Read the entries below and pull out each line with the string "name".

-- Start of Entries --

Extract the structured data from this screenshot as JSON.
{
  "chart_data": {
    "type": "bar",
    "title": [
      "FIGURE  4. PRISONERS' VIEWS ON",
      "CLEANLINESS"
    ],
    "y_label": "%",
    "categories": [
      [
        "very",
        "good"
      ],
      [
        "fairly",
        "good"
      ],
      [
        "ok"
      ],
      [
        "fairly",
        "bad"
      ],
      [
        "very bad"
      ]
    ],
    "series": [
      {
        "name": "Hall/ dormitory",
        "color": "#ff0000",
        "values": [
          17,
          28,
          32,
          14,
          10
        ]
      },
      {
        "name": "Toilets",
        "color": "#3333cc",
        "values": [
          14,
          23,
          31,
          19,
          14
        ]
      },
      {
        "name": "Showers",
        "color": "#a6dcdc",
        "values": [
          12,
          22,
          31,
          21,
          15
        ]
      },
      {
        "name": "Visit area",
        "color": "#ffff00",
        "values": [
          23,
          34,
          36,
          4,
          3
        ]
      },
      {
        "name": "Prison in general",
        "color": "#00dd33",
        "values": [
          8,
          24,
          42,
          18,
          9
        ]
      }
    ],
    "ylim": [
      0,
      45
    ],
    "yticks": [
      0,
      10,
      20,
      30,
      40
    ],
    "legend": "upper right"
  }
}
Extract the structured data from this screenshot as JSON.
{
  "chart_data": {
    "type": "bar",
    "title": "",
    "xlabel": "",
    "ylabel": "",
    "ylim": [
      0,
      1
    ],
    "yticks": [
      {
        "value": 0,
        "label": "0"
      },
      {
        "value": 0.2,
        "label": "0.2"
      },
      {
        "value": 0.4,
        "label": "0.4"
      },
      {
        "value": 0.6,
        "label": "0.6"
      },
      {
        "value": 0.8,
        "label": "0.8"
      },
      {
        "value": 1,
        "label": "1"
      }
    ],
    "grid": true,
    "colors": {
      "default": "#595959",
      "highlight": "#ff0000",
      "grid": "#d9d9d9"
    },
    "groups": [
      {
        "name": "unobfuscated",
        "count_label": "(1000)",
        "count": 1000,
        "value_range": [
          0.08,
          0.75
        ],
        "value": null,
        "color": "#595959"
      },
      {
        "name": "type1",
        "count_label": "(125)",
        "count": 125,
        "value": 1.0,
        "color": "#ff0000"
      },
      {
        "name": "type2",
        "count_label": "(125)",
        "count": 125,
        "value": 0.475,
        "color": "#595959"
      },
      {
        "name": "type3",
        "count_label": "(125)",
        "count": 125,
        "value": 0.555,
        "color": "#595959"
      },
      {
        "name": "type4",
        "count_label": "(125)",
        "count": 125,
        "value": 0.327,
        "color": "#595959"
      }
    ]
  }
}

-- End of Entries --

### Expected answer
        "name": "Hall/ dormitory",
        "name": "Toilets",
        "name": "Showers",
        "name": "Visit area",
        "name": "Prison in general",
        "name": "unobfuscated",
        "name": "type1",
        "name": "type2",
        "name": "type3",
        "name": "type4",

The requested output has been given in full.